Stated goal →
List each line holding the string "dynamic".

================

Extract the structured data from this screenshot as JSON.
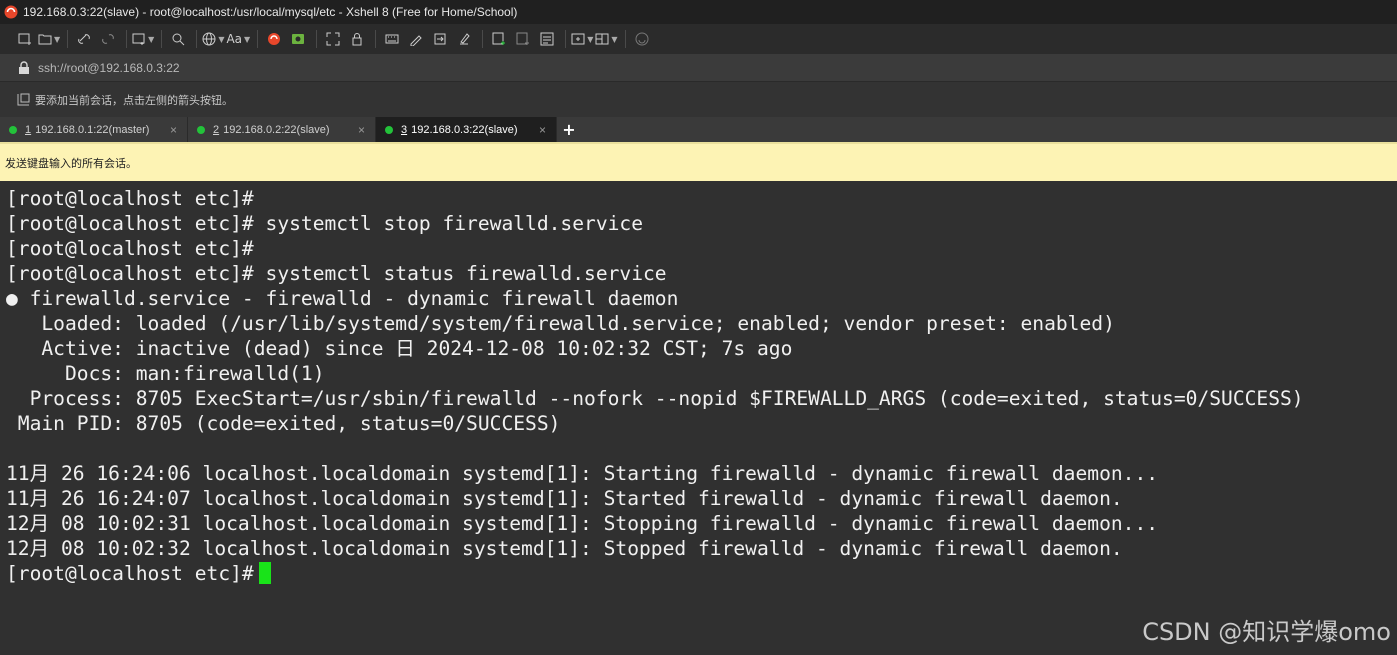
{
  "window": {
    "title": "192.168.0.3:22(slave) - root@localhost:/usr/local/mysql/etc - Xshell 8 (Free for Home/School)"
  },
  "toolbar": {
    "buttons": [
      "new-session",
      "open",
      "link",
      "unlink",
      "new-window",
      "find",
      "globe",
      "font",
      "xshell-logo",
      "xftp",
      "fullscreen",
      "lock",
      "keyboard",
      "script",
      "transfer",
      "compose",
      "new-tab",
      "copy-tab",
      "tab-list",
      "folder",
      "layout",
      "help"
    ],
    "font_label": "Aa"
  },
  "address": {
    "url": "ssh://root@192.168.0.3:22"
  },
  "hint": {
    "text": "要添加当前会话，点击左侧的箭头按钮。"
  },
  "tabs": [
    {
      "num": "1",
      "label": "192.168.0.1:22(master)",
      "active": false
    },
    {
      "num": "2",
      "label": "192.168.0.2:22(slave)",
      "active": false
    },
    {
      "num": "3",
      "label": "192.168.0.3:22(slave)",
      "active": true
    }
  ],
  "tab_add": "+",
  "tab_close": "×",
  "notice": {
    "text": "发送键盘输入的所有会话。"
  },
  "terminal": {
    "lines": [
      "[root@localhost etc]#",
      "[root@localhost etc]# systemctl stop firewalld.service",
      "[root@localhost etc]#",
      "[root@localhost etc]# systemctl status firewalld.service",
      "● firewalld.service - firewalld - dynamic firewall daemon",
      "   Loaded: loaded (/usr/lib/systemd/system/firewalld.service; enabled; vendor preset: enabled)",
      "   Active: inactive (dead) since 日 2024-12-08 10:02:32 CST; 7s ago",
      "     Docs: man:firewalld(1)",
      "  Process: 8705 ExecStart=/usr/sbin/firewalld --nofork --nopid $FIREWALLD_ARGS (code=exited, status=0/SUCCESS)",
      " Main PID: 8705 (code=exited, status=0/SUCCESS)",
      "",
      "11月 26 16:24:06 localhost.localdomain systemd[1]: Starting firewalld - dynamic firewall daemon...",
      "11月 26 16:24:07 localhost.localdomain systemd[1]: Started firewalld - dynamic firewall daemon.",
      "12月 08 10:02:31 localhost.localdomain systemd[1]: Stopping firewalld - dynamic firewall daemon...",
      "12月 08 10:02:32 localhost.localdomain systemd[1]: Stopped firewalld - dynamic firewall daemon."
    ],
    "prompt": "[root@localhost etc]#"
  },
  "watermark": "CSDN @知识学爆omo",
  "colors": {
    "terminal_bg": "#303030",
    "cursor": "#19e319",
    "notice_bg": "#fdf3b4",
    "tab_dot": "#23c23a"
  }
}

================

Solution for this task →
      "● firewalld.service - firewalld - dynamic firewall daemon",
      "11月 26 16:24:06 localhost.localdomain systemd[1]: Starting firewalld - dynamic firewall daemon...",
      "11月 26 16:24:07 localhost.localdomain systemd[1]: Started firewalld - dynamic firewall daemon.",
      "12月 08 10:02:31 localhost.localdomain systemd[1]: Stopping firewalld - dynamic firewall daemon...",
      "12月 08 10:02:32 localhost.localdomain systemd[1]: Stopped firewalld - dynamic firewall daemon."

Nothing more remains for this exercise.